A thank you card for the invite?

An invite is given because the person inviting wants the invitee there - they don't have to invite them.

At a wedding, only TY cards should be from bride and groom for the gifts and attendance.

Your MIL sounds barmy!

If following etiquette, it's parents of the bride who request the pleasure of the guests, so can sort of understand your DM sending to brides parents, but not your PIL no.

Also what a waste of paper etc (what does she do with all these TY cards? keep them, bin them etc) not the point of the thread, but still.

blitheringbuzzards1234 · 22/08/2016 16:33

This could escalate into sending TY cards for the TY card. All clearly getting rather out of hand. I'd say let them sort it out for themselves. If MIL is so upset at not getting a TY card maybe she'll mention it to your mum face to face. Then they can discuss the matter, hopefully like grown ups. If not, maybe your mum will tell her what she thinks and then that could escalate ... I'd say keep out of it.

pictish · 22/08/2016 16:45

Your mil is bonkers over the TY cards.

My understanding of TY cards was that they were sent in response to someone sending a gift to you. No need for a TY card when the gift is received and thanked for in person.

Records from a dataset
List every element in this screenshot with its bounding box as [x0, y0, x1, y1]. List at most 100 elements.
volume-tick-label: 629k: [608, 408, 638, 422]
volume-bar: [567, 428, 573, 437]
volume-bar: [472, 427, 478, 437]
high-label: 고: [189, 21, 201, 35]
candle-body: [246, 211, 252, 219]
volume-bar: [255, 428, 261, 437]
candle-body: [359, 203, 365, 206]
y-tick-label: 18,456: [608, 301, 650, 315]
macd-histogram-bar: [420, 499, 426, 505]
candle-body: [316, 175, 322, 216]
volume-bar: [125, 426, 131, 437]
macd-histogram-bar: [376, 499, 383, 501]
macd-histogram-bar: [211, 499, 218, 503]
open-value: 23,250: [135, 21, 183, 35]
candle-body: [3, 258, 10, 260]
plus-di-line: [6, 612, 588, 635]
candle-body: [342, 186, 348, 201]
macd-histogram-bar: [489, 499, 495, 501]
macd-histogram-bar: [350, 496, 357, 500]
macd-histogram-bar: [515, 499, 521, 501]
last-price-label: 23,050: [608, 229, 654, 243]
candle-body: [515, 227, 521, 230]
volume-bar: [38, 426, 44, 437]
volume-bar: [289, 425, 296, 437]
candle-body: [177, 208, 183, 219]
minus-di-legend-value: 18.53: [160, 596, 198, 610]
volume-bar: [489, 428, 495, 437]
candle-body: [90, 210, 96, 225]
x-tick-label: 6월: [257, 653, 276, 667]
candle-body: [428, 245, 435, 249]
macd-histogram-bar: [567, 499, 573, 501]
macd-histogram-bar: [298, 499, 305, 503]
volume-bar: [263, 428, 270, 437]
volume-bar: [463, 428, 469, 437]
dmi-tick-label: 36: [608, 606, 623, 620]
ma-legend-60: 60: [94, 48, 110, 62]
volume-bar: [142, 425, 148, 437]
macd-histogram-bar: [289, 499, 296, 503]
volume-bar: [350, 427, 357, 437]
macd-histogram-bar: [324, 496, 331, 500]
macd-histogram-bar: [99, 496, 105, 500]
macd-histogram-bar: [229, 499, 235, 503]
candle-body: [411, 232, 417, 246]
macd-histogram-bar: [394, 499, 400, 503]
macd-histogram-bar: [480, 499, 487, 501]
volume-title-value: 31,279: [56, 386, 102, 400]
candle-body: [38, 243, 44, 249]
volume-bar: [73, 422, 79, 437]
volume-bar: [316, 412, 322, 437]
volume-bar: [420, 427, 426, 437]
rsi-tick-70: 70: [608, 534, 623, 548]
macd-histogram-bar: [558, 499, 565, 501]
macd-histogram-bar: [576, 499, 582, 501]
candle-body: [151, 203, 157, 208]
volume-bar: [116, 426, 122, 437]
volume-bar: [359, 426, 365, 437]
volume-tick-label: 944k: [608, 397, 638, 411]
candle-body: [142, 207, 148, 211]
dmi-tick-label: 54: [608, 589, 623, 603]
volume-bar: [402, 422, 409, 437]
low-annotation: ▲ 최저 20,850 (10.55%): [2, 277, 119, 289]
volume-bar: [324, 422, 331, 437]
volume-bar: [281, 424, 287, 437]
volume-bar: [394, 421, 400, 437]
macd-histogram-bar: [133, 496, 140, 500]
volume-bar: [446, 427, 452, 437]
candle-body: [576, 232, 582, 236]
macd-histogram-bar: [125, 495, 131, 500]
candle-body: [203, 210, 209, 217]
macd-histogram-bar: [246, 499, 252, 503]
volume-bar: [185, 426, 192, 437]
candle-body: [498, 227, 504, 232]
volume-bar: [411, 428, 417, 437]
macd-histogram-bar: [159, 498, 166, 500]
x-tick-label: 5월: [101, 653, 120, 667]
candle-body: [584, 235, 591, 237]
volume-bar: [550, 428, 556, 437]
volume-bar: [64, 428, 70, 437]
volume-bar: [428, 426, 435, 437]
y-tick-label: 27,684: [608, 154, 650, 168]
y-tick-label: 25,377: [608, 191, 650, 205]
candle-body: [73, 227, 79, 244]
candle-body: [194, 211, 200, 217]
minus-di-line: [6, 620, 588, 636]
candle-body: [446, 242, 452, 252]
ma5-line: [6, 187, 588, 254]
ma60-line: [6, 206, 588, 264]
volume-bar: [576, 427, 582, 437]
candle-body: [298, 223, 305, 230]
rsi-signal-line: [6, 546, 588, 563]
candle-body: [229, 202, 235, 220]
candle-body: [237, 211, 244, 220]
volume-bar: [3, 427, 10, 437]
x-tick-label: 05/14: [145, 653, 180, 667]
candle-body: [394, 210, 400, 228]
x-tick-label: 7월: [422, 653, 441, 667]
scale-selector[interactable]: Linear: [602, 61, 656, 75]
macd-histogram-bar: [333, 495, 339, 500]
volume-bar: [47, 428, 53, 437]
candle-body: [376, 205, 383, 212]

## List of tasks
a - For each statement, say yes or no to whether it agrees with the forum thread on thank-you cards, and quote the words of the thread that decide it. (i) The poster pictish understands thank-you cards as sent in response to someone sending a gift. (ii) The poster blitheringbuzzards1234 advises stepping in to settle the matter. (iii) At a wedding, thank-you cards should come from the bride's parents.
b - In the forum thread on thank-you cards, who requests the pleasure of the guests if etiquette is followed?
c - Reproduce the part of the forum thread on thank-you cards that opens with the words "Also what a" and closes with "keep out of it.".
The data has no connection to the forum thread on thank-you cards.

## List of solutions
a -
(i) Yes: "My understanding of TY cards was that they were sent in response to someone sending a gift to you."
(ii) No: "I'd say keep out of it."
(iii) No: "At a wedding, only TY cards should be from bride and groom for the gifts and attendance."

b - The parents of the bride.

c -
Also what a waste of paper etc (what does she do with all these TY cards? keep them, bin them etc) not the point of the thread, but still.

blitheringbuzzards1234 · 22/08/2016 16:33

This could escalate into sending TY cards for the TY card. All clearly getting rather out of hand. I'd say let them sort it out for themselves. If MIL is so upset at not getting a TY card maybe she'll mention it to your mum face to face. Then they can discuss the matter, hopefully like grown ups. If not, maybe your mum will tell her what she thinks and then that could escalate ... I'd say keep out of it.